The exercise
Pull out every line below that holds the word "επιβεβαιωμένων".

## start Data extract

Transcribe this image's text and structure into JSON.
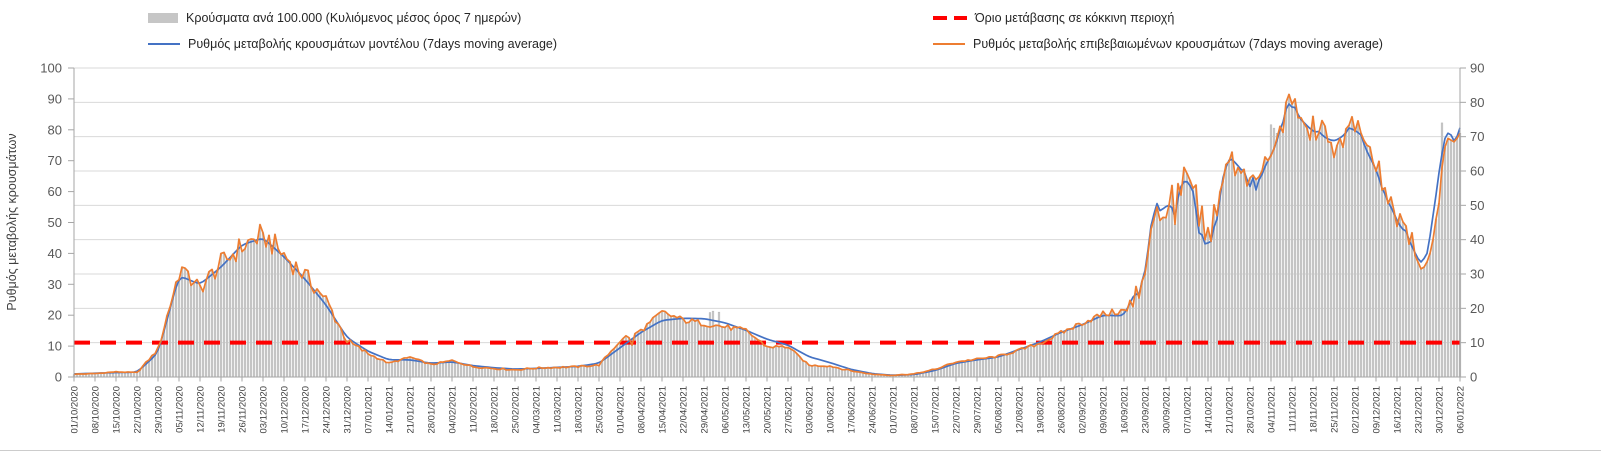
{
  "legend": {
    "items": [
      {
        "label": "Κρούσματα ανά 100.000 (Κυλιόμενος μέσος όρος 7 ημερών)",
        "type": "bar",
        "color": "#c6c6c6"
      },
      {
        "label": "Ρυθμός μεταβολής κρουσμάτων μοντέλου (7days moving average)",
        "type": "line",
        "color": "#4472c4"
      },
      {
        "label": "Όριο μετάβασης σε κόκκινη περιοχή",
        "type": "dashed-line",
        "color": "#ff0000"
      },
      {
        "label": "Ρυθμός μεταβολής επιβεβαιωμένων κρουσμάτων (7days moving average)",
        "type": "line",
        "color": "#ed7d31"
      }
    ]
  },
  "chart_data": {
    "type": "bar+line",
    "title": "",
    "ylabel_left": "Ρυθμός μεταβολής κρουσμάτων",
    "y_left": {
      "min": 0,
      "max": 100,
      "step": 10
    },
    "y_right": {
      "min": 0,
      "max": 90,
      "step": 10
    },
    "grid": "horizontal",
    "legend_position": "top",
    "threshold": {
      "label": "Όριο μετάβασης σε κόκκινη περιοχή",
      "value": 10,
      "color": "#ff0000"
    },
    "colors": {
      "bars": "#cdcdcd",
      "bar_edge": "#a8a8a8",
      "model": "#4472c4",
      "confirmed": "#ed7d31",
      "grid": "#d9d9d9",
      "axis": "#a6a6a6",
      "tick_text": "#595959",
      "date_text": "#404040"
    },
    "x_labels": [
      "01/10/2020",
      "08/10/2020",
      "15/10/2020",
      "22/10/2020",
      "29/10/2020",
      "05/11/2020",
      "12/11/2020",
      "19/11/2020",
      "26/11/2020",
      "03/12/2020",
      "10/12/2020",
      "17/12/2020",
      "24/12/2020",
      "31/12/2020",
      "07/01/2021",
      "14/01/2021",
      "21/01/2021",
      "28/01/2021",
      "04/02/2021",
      "11/02/2021",
      "18/02/2021",
      "25/02/2021",
      "04/03/2021",
      "11/03/2021",
      "18/03/2021",
      "25/03/2021",
      "01/04/2021",
      "08/04/2021",
      "15/04/2021",
      "22/04/2021",
      "29/04/2021",
      "06/05/2021",
      "13/05/2021",
      "20/05/2021",
      "27/05/2021",
      "03/06/2021",
      "10/06/2021",
      "17/06/2021",
      "24/06/2021",
      "01/07/2021",
      "08/07/2021",
      "15/07/2021",
      "22/07/2021",
      "29/07/2021",
      "05/08/2021",
      "12/08/2021",
      "19/08/2021",
      "26/08/2021",
      "02/09/2021",
      "09/09/2021",
      "16/09/2021",
      "23/09/2021",
      "30/09/2021",
      "07/10/2021",
      "14/10/2021",
      "21/10/2021",
      "28/10/2021",
      "04/11/2021",
      "11/11/2021",
      "18/11/2021",
      "25/11/2021",
      "02/12/2021",
      "09/12/2021",
      "16/12/2021",
      "23/12/2021",
      "30/12/2021",
      "06/01/2022"
    ],
    "series": [
      {
        "name": "Κρούσματα ανά 100.000 (Κυλιόμενος μέσος όρος 7 ημερών)",
        "type": "bar",
        "axis": "right",
        "weekly_values": [
          0.8,
          1.0,
          1.5,
          1.3,
          8.0,
          30.5,
          26.0,
          33.0,
          38.0,
          41.5,
          35.5,
          29.5,
          22.5,
          10.5,
          6.8,
          4.0,
          5.8,
          3.6,
          4.8,
          3.0,
          2.5,
          2.1,
          2.6,
          2.8,
          3.0,
          3.5,
          10.5,
          13.5,
          18.8,
          16.6,
          15.6,
          14.6,
          13.5,
          8.8,
          8.8,
          3.4,
          3.2,
          1.8,
          0.8,
          0.5,
          0.9,
          2.2,
          4.4,
          5.2,
          6.0,
          7.8,
          9.8,
          12.8,
          15.8,
          18.3,
          19.3,
          30.0,
          49.5,
          59.3,
          43.5,
          63.5,
          57.5,
          65.0,
          79.5,
          72.0,
          68.0,
          73.0,
          61.0,
          46.5,
          33.5,
          53.0,
          71.0
        ]
      },
      {
        "name": "Ρυθμός μεταβολής κρουσμάτων μοντέλου (7days moving average)",
        "type": "line",
        "axis": "right",
        "weekly_values": [
          0.9,
          1.1,
          1.3,
          1.4,
          7.0,
          29.5,
          27.0,
          32.0,
          38.5,
          40.5,
          35.0,
          28.5,
          21.0,
          11.5,
          7.5,
          5.0,
          5.0,
          4.0,
          4.4,
          3.3,
          2.7,
          2.3,
          2.5,
          2.8,
          3.1,
          4.0,
          8.5,
          13.0,
          16.5,
          17.1,
          17.0,
          15.8,
          13.6,
          11.0,
          9.3,
          5.9,
          4.2,
          2.2,
          1.0,
          0.5,
          0.7,
          1.9,
          4.0,
          5.0,
          5.8,
          8.0,
          10.2,
          13.0,
          15.2,
          18.0,
          17.8,
          31.0,
          50.0,
          58.3,
          38.8,
          65.0,
          55.5,
          64.5,
          77.5,
          71.5,
          68.5,
          72.5,
          60.5,
          45.5,
          34.5,
          59.5,
          72.6
        ]
      },
      {
        "name": "Ρυθμός μεταβολής επιβεβαιωμένων κρουσμάτων (7days moving average)",
        "type": "line",
        "axis": "right",
        "weekly_values": [
          0.8,
          1.0,
          1.5,
          1.3,
          8.0,
          30.5,
          26.0,
          33.0,
          38.0,
          41.5,
          35.5,
          29.5,
          22.5,
          10.5,
          6.8,
          4.0,
          5.8,
          3.6,
          4.8,
          3.0,
          2.5,
          2.1,
          2.6,
          2.8,
          3.0,
          3.5,
          10.5,
          13.5,
          18.8,
          16.6,
          15.6,
          14.6,
          13.5,
          8.8,
          8.8,
          3.4,
          3.2,
          1.8,
          0.8,
          0.5,
          0.9,
          2.2,
          4.4,
          5.2,
          6.0,
          7.8,
          9.8,
          12.8,
          15.8,
          18.3,
          19.3,
          30.0,
          49.5,
          59.3,
          43.5,
          63.5,
          57.5,
          65.0,
          79.5,
          72.0,
          68.0,
          73.0,
          61.0,
          46.5,
          33.5,
          53.0,
          71.0
        ]
      }
    ],
    "daily_overrides": {
      "confirmed": {
        "36": 32,
        "38": 30.8,
        "40": 27.5,
        "63": 42,
        "82": 24.5,
        "83": 23.5,
        "184": 12,
        "186": 9.3,
        "351": 19.3,
        "353": 20.5,
        "355": 23,
        "357": 30,
        "358": 36,
        "359": 43,
        "360": 46,
        "361": 49.5,
        "363": 46.5,
        "365": 50,
        "367": 44.5,
        "369": 53,
        "371": 59.3,
        "373": 55,
        "375": 44,
        "377": 40,
        "378": 43.5,
        "379": 39.5,
        "381": 47,
        "383": 57,
        "388": 61,
        "390": 60.5,
        "392": 58,
        "394": 57.5,
        "396": 60,
        "398": 63,
        "400": 66.5,
        "401": 69.5,
        "402": 73,
        "404": 80,
        "405": 82.3,
        "406": 79.5,
        "407": 81,
        "409": 75.5,
        "411": 72.5,
        "415": 71.2,
        "418": 68.5,
        "422": 69.5,
        "425": 73.3,
        "429": 71,
        "431": 67.5,
        "436": 54.5,
        "438": 50.5,
        "442": 47.5,
        "444": 44,
        "446": 42,
        "448": 33.5,
        "449": 31.5,
        "450": 32,
        "451": 33.5,
        "452": 36,
        "453": 40,
        "454": 46,
        "456": 61,
        "457": 67,
        "458": 69.5,
        "459": 69,
        "460": 68.5,
        "461": 69.5,
        "462": 71
      },
      "model": {
        "355": 24,
        "357": 31,
        "358": 37,
        "359": 44,
        "360": 47.5,
        "361": 50.5,
        "363": 49,
        "365": 50,
        "367": 46.5,
        "373": 54,
        "375": 42,
        "377": 38.8,
        "379": 39.5,
        "381": 46,
        "383": 58,
        "388": 61.5,
        "390": 60,
        "392": 55.5,
        "393": 58,
        "394": 54.5,
        "396": 59,
        "398": 63,
        "402": 72,
        "404": 78,
        "405": 79.5,
        "407": 78.5,
        "409": 75,
        "415": 71.5,
        "425": 72.5,
        "429": 70.5,
        "436": 55,
        "438": 51,
        "444": 42.5,
        "446": 38,
        "448": 34.5,
        "449": 33.5,
        "450": 34.5,
        "451": 36,
        "452": 41,
        "453": 47,
        "454": 53,
        "455": 59.5,
        "456": 65,
        "457": 69.5,
        "458": 71,
        "459": 70.5,
        "460": 68.8,
        "461": 70,
        "462": 72.6
      },
      "bars": {
        "212": 18.8,
        "213": 19.2,
        "215": 18.9,
        "399": 73.5,
        "400": 72.5,
        "401": 71,
        "456": 74
      }
    }
  }
}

## end Data extract

Full solution
        "label": "Ρυθμός μεταβολής επιβεβαιωμένων κρουσμάτων (7days moving average)",
        "name": "Ρυθμός μεταβολής επιβεβαιωμένων κρουσμάτων (7days moving average)",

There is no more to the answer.